(Dataset entries)
───
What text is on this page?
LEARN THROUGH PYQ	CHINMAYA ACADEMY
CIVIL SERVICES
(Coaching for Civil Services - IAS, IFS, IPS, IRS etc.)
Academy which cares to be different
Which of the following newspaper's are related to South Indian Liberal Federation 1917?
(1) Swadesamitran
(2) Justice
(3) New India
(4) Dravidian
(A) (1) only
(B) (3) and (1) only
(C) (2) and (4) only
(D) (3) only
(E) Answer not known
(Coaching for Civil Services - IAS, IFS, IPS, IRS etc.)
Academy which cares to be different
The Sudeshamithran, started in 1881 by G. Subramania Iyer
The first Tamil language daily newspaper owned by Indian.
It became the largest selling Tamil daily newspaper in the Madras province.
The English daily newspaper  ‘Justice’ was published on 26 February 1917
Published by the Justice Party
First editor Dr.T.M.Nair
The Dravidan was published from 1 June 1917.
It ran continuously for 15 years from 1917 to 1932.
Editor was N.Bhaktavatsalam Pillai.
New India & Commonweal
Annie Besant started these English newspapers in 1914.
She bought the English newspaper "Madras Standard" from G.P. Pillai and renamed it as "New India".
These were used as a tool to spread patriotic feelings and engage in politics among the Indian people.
───
What the task requires –
Your task is to repeat the data exactly, with nothing left out.

Solved problem –
What text is on this page?
LEARN THROUGH PYQ	CHINMAYA ACADEMY
CIVIL SERVICES
(Coaching for Civil Services - IAS, IFS, IPS, IRS etc.)
Academy which cares to be different
Which of the following newspaper's are related to South Indian Liberal Federation 1917?
(1) Swadesamitran
(2) Justice
(3) New India
(4) Dravidian
(A) (1) only
(B) (3) and (1) only
(C) (2) and (4) only
(D) (3) only
(E) Answer not known
(Coaching for Civil Services - IAS, IFS, IPS, IRS etc.)
Academy which cares to be different
The Sudeshamithran, started in 1881 by G. Subramania Iyer
The first Tamil language daily newspaper owned by Indian.
It became the largest selling Tamil daily newspaper in the Madras province.
The English daily newspaper  ‘Justice’ was published on 26 February 1917
Published by the Justice Party
First editor Dr.T.M.Nair
The Dravidan was published from 1 June 1917.
It ran continuously for 15 years from 1917 to 1932.
Editor was N.Bhaktavatsalam Pillai.
New India & Commonweal
Annie Besant started these English newspapers in 1914.
She bought the English newspaper "Madras Standard" from G.P. Pillai and renamed it as "New India".
These were used as a tool to spread patriotic feelings and engage in politics among the Indian people.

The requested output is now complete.